What is expected:
Give the data again, word for word.

Dataset items:

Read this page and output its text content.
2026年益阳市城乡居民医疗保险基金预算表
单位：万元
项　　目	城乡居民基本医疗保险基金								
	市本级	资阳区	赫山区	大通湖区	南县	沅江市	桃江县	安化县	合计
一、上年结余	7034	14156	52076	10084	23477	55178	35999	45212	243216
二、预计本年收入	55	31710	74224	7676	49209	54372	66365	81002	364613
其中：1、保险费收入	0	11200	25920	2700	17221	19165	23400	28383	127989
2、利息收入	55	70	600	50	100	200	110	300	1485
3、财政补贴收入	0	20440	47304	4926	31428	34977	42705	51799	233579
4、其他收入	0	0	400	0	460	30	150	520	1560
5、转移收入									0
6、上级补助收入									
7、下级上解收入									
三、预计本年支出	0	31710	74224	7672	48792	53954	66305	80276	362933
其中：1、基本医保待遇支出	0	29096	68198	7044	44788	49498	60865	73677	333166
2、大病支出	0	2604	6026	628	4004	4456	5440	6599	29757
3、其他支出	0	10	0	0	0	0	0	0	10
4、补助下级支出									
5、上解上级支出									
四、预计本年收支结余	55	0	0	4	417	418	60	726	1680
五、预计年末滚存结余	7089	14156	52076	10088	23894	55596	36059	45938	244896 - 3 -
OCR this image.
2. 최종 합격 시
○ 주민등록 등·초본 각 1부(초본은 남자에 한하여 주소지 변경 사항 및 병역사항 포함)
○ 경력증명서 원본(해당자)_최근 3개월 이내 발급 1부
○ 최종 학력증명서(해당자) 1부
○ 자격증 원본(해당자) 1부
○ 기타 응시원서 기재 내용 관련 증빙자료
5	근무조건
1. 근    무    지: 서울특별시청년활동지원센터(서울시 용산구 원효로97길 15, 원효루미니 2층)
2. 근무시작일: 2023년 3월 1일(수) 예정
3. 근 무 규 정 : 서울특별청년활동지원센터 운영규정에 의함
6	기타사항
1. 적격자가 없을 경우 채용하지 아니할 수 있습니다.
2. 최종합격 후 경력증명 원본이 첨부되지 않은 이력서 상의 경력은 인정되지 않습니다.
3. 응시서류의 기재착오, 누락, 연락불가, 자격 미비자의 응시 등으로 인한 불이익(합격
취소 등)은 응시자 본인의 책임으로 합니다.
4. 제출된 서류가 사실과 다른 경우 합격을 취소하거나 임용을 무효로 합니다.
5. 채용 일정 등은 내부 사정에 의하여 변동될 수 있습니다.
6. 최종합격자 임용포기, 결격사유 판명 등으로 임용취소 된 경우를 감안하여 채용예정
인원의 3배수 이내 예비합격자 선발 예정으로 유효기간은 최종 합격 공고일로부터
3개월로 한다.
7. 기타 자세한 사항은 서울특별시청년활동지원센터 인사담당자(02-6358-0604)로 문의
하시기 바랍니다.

Exercise answer:
Read this page and output its text content.
2026年益阳市城乡居民医疗保险基金预算表
单位：万元
项　　目	城乡居民基本医疗保险基金								
	市本级	资阳区	赫山区	大通湖区	南县	沅江市	桃江县	安化县	合计
一、上年结余	7034	14156	52076	10084	23477	55178	35999	45212	243216
二、预计本年收入	55	31710	74224	7676	49209	54372	66365	81002	364613
其中：1、保险费收入	0	11200	25920	2700	17221	19165	23400	28383	127989
2、利息收入	55	70	600	50	100	200	110	300	1485
3、财政补贴收入	0	20440	47304	4926	31428	34977	42705	51799	233579
4、其他收入	0	0	400	0	460	30	150	520	1560
5、转移收入									0
6、上级补助收入									
7、下级上解收入									
三、预计本年支出	0	31710	74224	7672	48792	53954	66305	80276	362933
其中：1、基本医保待遇支出	0	29096	68198	7044	44788	49498	60865	73677	333166
2、大病支出	0	2604	6026	628	4004	4456	5440	6599	29757
3、其他支出	0	10	0	0	0	0	0	0	10
4、补助下级支出									
5、上解上级支出									
四、预计本年收支结余	55	0	0	4	417	418	60	726	1680
五、预计年末滚存结余	7089	14156	52076	10088	23894	55596	36059	45938	244896 - 3 -
OCR this image.
2. 최종 합격 시
○ 주민등록 등·초본 각 1부(초본은 남자에 한하여 주소지 변경 사항 및 병역사항 포함)
○ 경력증명서 원본(해당자)_최근 3개월 이내 발급 1부
○ 최종 학력증명서(해당자) 1부
○ 자격증 원본(해당자) 1부
○ 기타 응시원서 기재 내용 관련 증빙자료
5	근무조건
1. 근    무    지: 서울특별시청년활동지원센터(서울시 용산구 원효로97길 15, 원효루미니 2층)
2. 근무시작일: 2023년 3월 1일(수) 예정
3. 근 무 규 정 : 서울특별청년활동지원센터 운영규정에 의함
6	기타사항
1. 적격자가 없을 경우 채용하지 아니할 수 있습니다.
2. 최종합격 후 경력증명 원본이 첨부되지 않은 이력서 상의 경력은 인정되지 않습니다.
3. 응시서류의 기재착오, 누락, 연락불가, 자격 미비자의 응시 등으로 인한 불이익(합격
취소 등)은 응시자 본인의 책임으로 합니다.
4. 제출된 서류가 사실과 다른 경우 합격을 취소하거나 임용을 무효로 합니다.
5. 채용 일정 등은 내부 사정에 의하여 변동될 수 있습니다.
6. 최종합격자 임용포기, 결격사유 판명 등으로 임용취소 된 경우를 감안하여 채용예정
인원의 3배수 이내 예비합격자 선발 예정으로 유효기간은 최종 합격 공고일로부터
3개월로 한다.
7. 기타 자세한 사항은 서울특별시청년활동지원센터 인사담당자(02-6358-0604)로 문의
하시기 바랍니다.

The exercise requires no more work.